● AIM
Output the data below in full, character for character.
━━━ EXERCISE INPUT ━━━
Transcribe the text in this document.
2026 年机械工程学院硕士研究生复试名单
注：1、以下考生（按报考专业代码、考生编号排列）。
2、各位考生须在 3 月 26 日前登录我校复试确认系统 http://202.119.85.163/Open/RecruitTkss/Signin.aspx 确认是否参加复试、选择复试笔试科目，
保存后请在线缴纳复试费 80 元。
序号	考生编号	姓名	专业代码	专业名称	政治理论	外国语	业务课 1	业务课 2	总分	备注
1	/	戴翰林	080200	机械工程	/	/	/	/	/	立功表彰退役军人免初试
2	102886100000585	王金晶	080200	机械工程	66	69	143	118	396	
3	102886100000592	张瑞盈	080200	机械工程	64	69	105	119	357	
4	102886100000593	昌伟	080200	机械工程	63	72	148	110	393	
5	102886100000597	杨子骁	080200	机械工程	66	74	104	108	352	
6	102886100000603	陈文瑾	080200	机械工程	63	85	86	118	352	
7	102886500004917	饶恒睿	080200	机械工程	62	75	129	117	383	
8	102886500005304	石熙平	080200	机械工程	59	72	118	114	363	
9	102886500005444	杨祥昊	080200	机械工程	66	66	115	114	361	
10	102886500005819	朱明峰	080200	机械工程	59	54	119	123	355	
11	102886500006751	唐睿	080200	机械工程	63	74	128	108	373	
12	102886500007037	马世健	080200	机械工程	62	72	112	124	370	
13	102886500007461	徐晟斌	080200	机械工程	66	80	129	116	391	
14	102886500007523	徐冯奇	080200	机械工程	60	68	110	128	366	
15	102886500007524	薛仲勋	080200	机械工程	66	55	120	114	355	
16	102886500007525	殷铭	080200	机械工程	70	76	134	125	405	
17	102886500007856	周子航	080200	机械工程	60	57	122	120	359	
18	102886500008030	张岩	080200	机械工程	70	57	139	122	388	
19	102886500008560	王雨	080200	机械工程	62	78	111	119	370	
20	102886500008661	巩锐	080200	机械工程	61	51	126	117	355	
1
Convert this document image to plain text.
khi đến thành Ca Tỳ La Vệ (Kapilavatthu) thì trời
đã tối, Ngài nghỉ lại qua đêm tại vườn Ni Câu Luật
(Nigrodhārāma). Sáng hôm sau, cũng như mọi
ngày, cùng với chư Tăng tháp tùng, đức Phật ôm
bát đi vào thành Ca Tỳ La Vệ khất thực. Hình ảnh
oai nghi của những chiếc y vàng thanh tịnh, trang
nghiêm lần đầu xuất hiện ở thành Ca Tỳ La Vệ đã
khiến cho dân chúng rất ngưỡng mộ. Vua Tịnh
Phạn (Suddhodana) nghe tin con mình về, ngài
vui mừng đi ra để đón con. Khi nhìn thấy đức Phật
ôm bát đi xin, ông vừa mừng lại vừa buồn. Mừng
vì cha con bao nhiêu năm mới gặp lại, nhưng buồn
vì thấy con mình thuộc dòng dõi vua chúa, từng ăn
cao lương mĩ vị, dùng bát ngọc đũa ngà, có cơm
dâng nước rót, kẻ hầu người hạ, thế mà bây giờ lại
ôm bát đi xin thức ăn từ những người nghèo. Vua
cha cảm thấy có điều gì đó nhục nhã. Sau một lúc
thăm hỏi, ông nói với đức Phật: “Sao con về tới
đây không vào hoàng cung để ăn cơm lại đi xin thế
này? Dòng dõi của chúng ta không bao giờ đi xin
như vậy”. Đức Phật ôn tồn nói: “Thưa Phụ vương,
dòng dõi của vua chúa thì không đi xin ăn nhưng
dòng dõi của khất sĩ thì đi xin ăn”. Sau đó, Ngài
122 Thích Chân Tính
━━━
● SOLVED EXERCISE
Transcribe the text in this document.
2026 年机械工程学院硕士研究生复试名单
注：1、以下考生（按报考专业代码、考生编号排列）。
2、各位考生须在 3 月 26 日前登录我校复试确认系统 http://202.119.85.163/Open/RecruitTkss/Signin.aspx 确认是否参加复试、选择复试笔试科目，
保存后请在线缴纳复试费 80 元。
序号	考生编号	姓名	专业代码	专业名称	政治理论	外国语	业务课 1	业务课 2	总分	备注
1	/	戴翰林	080200	机械工程	/	/	/	/	/	立功表彰退役军人免初试
2	102886100000585	王金晶	080200	机械工程	66	69	143	118	396	
3	102886100000592	张瑞盈	080200	机械工程	64	69	105	119	357	
4	102886100000593	昌伟	080200	机械工程	63	72	148	110	393	
5	102886100000597	杨子骁	080200	机械工程	66	74	104	108	352	
6	102886100000603	陈文瑾	080200	机械工程	63	85	86	118	352	
7	102886500004917	饶恒睿	080200	机械工程	62	75	129	117	383	
8	102886500005304	石熙平	080200	机械工程	59	72	118	114	363	
9	102886500005444	杨祥昊	080200	机械工程	66	66	115	114	361	
10	102886500005819	朱明峰	080200	机械工程	59	54	119	123	355	
11	102886500006751	唐睿	080200	机械工程	63	74	128	108	373	
12	102886500007037	马世健	080200	机械工程	62	72	112	124	370	
13	102886500007461	徐晟斌	080200	机械工程	66	80	129	116	391	
14	102886500007523	徐冯奇	080200	机械工程	60	68	110	128	366	
15	102886500007524	薛仲勋	080200	机械工程	66	55	120	114	355	
16	102886500007525	殷铭	080200	机械工程	70	76	134	125	405	
17	102886500007856	周子航	080200	机械工程	60	57	122	120	359	
18	102886500008030	张岩	080200	机械工程	70	57	139	122	388	
19	102886500008560	王雨	080200	机械工程	62	78	111	119	370	
20	102886500008661	巩锐	080200	机械工程	61	51	126	117	355	
1
Convert this document image to plain text.
khi đến thành Ca Tỳ La Vệ (Kapilavatthu) thì trời
đã tối, Ngài nghỉ lại qua đêm tại vườn Ni Câu Luật
(Nigrodhārāma). Sáng hôm sau, cũng như mọi
ngày, cùng với chư Tăng tháp tùng, đức Phật ôm
bát đi vào thành Ca Tỳ La Vệ khất thực. Hình ảnh
oai nghi của những chiếc y vàng thanh tịnh, trang
nghiêm lần đầu xuất hiện ở thành Ca Tỳ La Vệ đã
khiến cho dân chúng rất ngưỡng mộ. Vua Tịnh
Phạn (Suddhodana) nghe tin con mình về, ngài
vui mừng đi ra để đón con. Khi nhìn thấy đức Phật
ôm bát đi xin, ông vừa mừng lại vừa buồn. Mừng
vì cha con bao nhiêu năm mới gặp lại, nhưng buồn
vì thấy con mình thuộc dòng dõi vua chúa, từng ăn
cao lương mĩ vị, dùng bát ngọc đũa ngà, có cơm
dâng nước rót, kẻ hầu người hạ, thế mà bây giờ lại
ôm bát đi xin thức ăn từ những người nghèo. Vua
cha cảm thấy có điều gì đó nhục nhã. Sau một lúc
thăm hỏi, ông nói với đức Phật: “Sao con về tới
đây không vào hoàng cung để ăn cơm lại đi xin thế
này? Dòng dõi của chúng ta không bao giờ đi xin
như vậy”. Đức Phật ôn tồn nói: “Thưa Phụ vương,
dòng dõi của vua chúa thì không đi xin ăn nhưng
dòng dõi của khất sĩ thì đi xin ăn”. Sau đó, Ngài
122 Thích Chân Tính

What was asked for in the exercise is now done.